> Items:
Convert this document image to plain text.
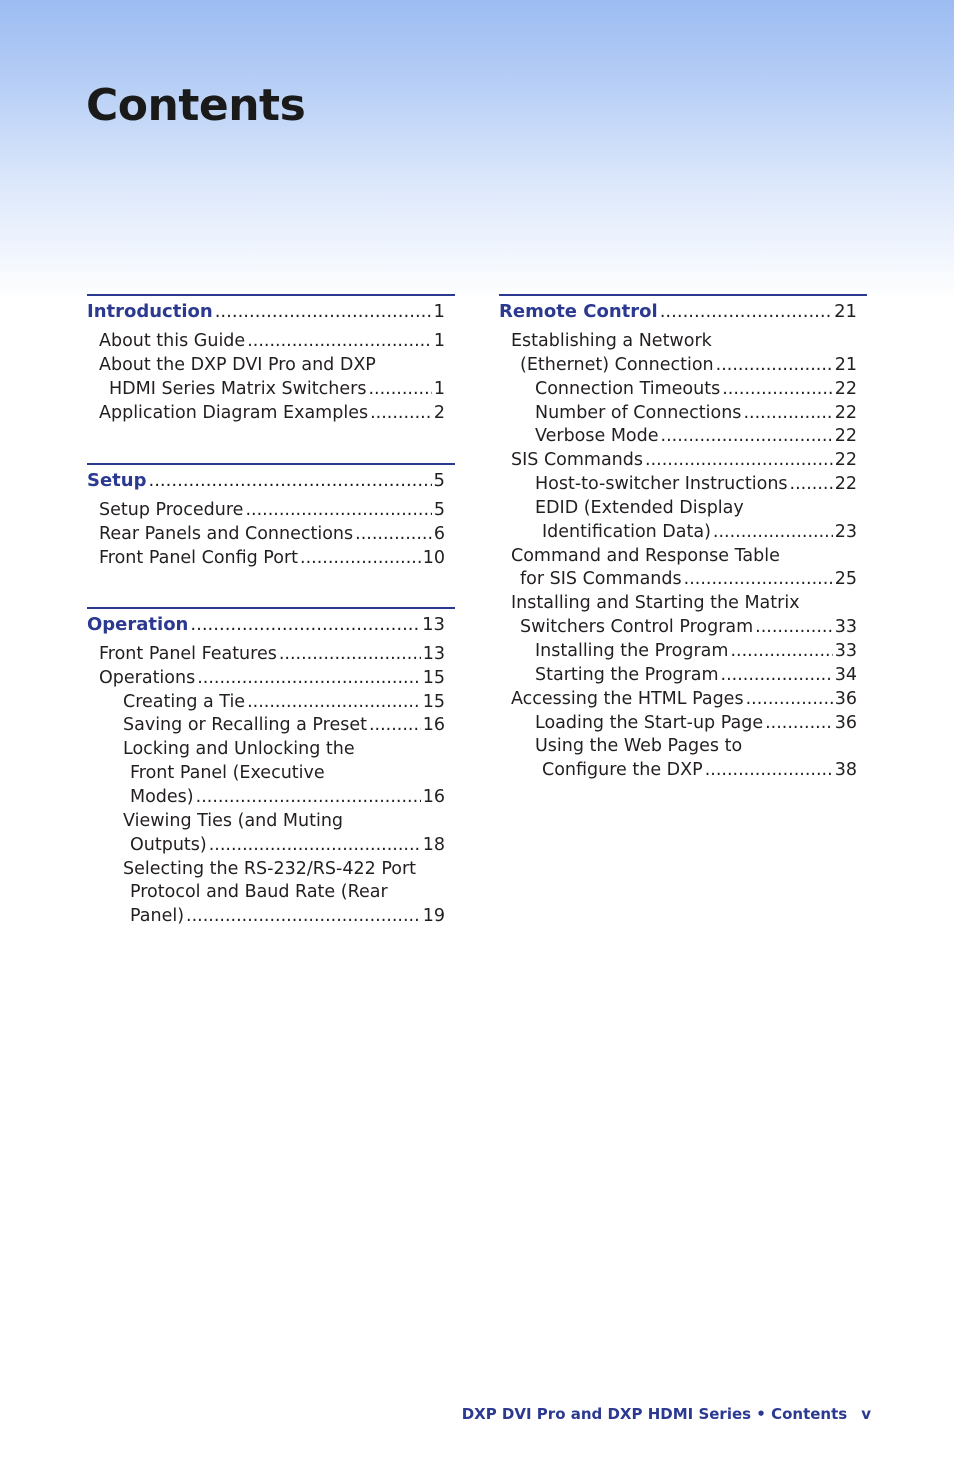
Contents
Introduction .....	1
About this Guide .....	1
About the DXP DVI Pro and DXP
HDMI Series Matrix Switchers .....	1
Application Diagram Examples .....	2
Setup .....	5
Setup Procedure .....	5
Rear Panels and Connections .....	6
Front Panel Config Port .....	10
Operation .....	13
Front Panel Features .....	13
Operations .....	15
Creating a Tie .....	15
Saving or Recalling a Preset .....	16
Locking and Unlocking the
Front Panel (Executive
Modes) .....	16
Viewing Ties (and Muting
Outputs) .....	18
Selecting the RS-232/RS-422 Port
Protocol and Baud Rate (Rear
Panel) .....	19
Remote Control .....	21
Establishing a Network
(Ethernet) Connection .....	21
Connection Timeouts .....	22
Number of Connections .....	22
Verbose Mode .....	22
SIS Commands .....	22
Host-to-switcher Instructions .....	22
EDID (Extended Display
Identification Data) .....	23
Command and Response Table
for SIS Commands .....	25
Installing and Starting the Matrix
Switchers Control Program .....	33
Installing the Program .....	33
Starting the Program .....	34
Accessing the HTML Pages .....	36
Loading the Start-up Page .....	36
Using the Web Pages to
Configure the DXP .....	38
DXP DVI Pro and DXP HDMI Series • Contents v
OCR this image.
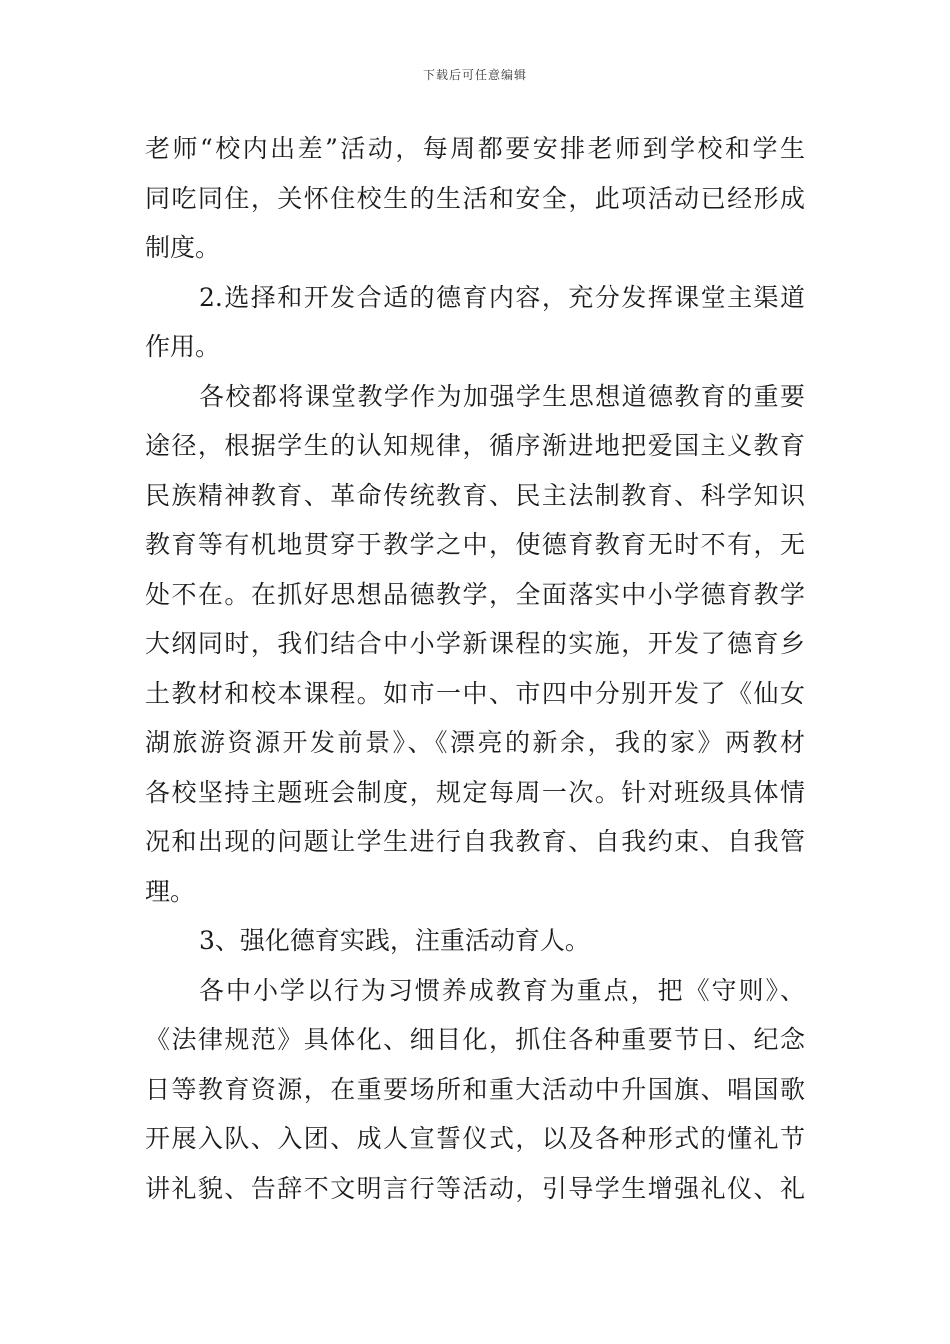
下载后可任意编辑
老师“校内出差”活动，每周都要安排老师到学校和学生
同吃同住，关怀住校生的生活和安全，此项活动已经形成
制度。
2.选择和开发合适的德育内容，充分发挥课堂主渠道
作用。
各校都将课堂教学作为加强学生思想道德教育的重要
途径，根据学生的认知规律，循序渐进地把爱国主义教育
民族精神教育、革命传统教育、民主法制教育、科学知识
教育等有机地贯穿于教学之中，使德育教育无时不有，无
处不在。在抓好思想品德教学，全面落实中小学德育教学
大纲同时，我们结合中小学新课程的实施，开发了德育乡
土教材和校本课程。如市一中、市四中分别开发了《仙女
湖旅游资源开发前景》、《漂亮的新余，我的家》两教材
各校坚持主题班会制度，规定每周一次。针对班级具体情
况和出现的问题让学生进行自我教育、自我约束、自我管
理。
3、强化德育实践，注重活动育人。
各中小学以行为习惯养成教育为重点，把《守则》、
《法律规范》具体化、细目化，抓住各种重要节日、纪念
日等教育资源，在重要场所和重大活动中升国旗、唱国歌
开展入队、入团、成人宣誓仪式，以及各种形式的懂礼节
讲礼貌、告辞不文明言行等活动，引导学生增强礼仪、礼
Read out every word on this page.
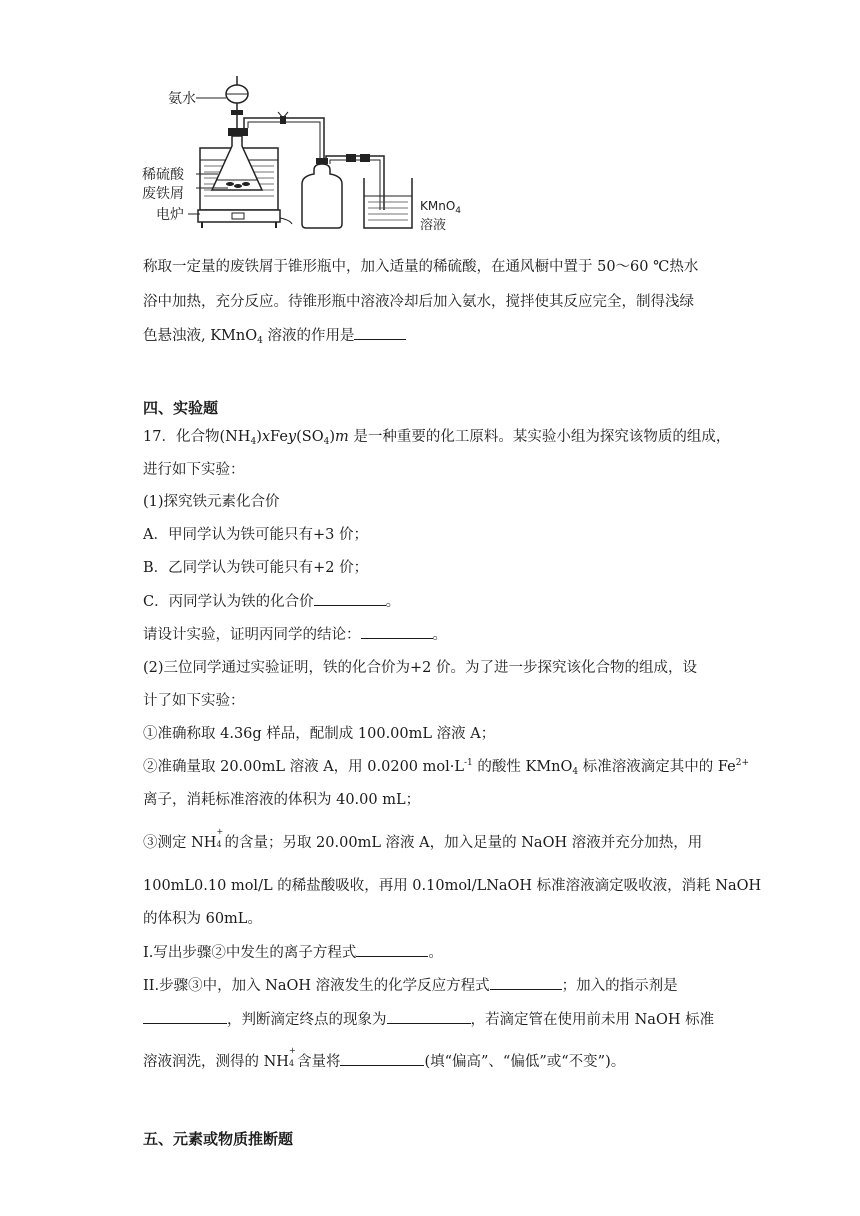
氨水
稀硫酸
废铁屑
电炉
KMnO$_4$
溶液
称取一定量的废铁屑于锥形瓶中，加入适量的稀硫酸，在通风橱中置于 50～60 ℃热水
浴中加热，充分反应。待锥形瓶中溶液冷却后加入氨水，搅拌使其反应完全，制得浅绿
色悬浊液, KMnO$_4$ 溶液的作用是
四、实验题
17．化合物$(NH_4)xFey(SO_4)m$ 是一种重要的化工原料。某实验小组为探究该物质的组成，
进行如下实验：
(1)探究铁元素化合价
A．甲同学认为铁可能只有+3 价；
B．乙同学认为铁可能只有+2 价；
C．丙同学认为铁的化合价	。
请设计实验，证明丙同学的结论：	。
(2)三位同学通过实验证明，铁的化合价为+2 价。为了进一步探究该化合物的组成，设
计了如下实验：
①准确称取 4.36g 样品，配制成 100.00mL 溶液 A；
②准确量取 20.00mL 溶液 A，用 0.0200 $mol\cdot L^{-1}$ 的酸性 KMnO$_4$ 标准溶液滴定其中的 $Fe^{2+}$
离子，消耗标准溶液的体积为 40.00 mL；
③测定 NH
+
4 的含量；另取 20.00mL 溶液 A，加入足量的 NaOH 溶液并充分加热，用
100mL0.10 mol/L 的稀盐酸吸收，再用 0.10mol/LNaOH 标准溶液滴定吸收液，消耗 NaOH
的体积为 60mL。
I.写出步骤②中发生的离子方程式	。
II.步骤③中，加入 NaOH 溶液发生的化学反应方程式	；加入的指示剂是
，判断滴定终点的现象为	，若滴定管在使用前未用 NaOH 标准
溶液润洗，测得的 NH
+
4 含量将	(填“偏高”、“偏低”或“不变”)。
五、元素或物质推断题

> Task directions: Search the lines for the word "Starting" and report how many contain it, by number only.

> Result for this task: 2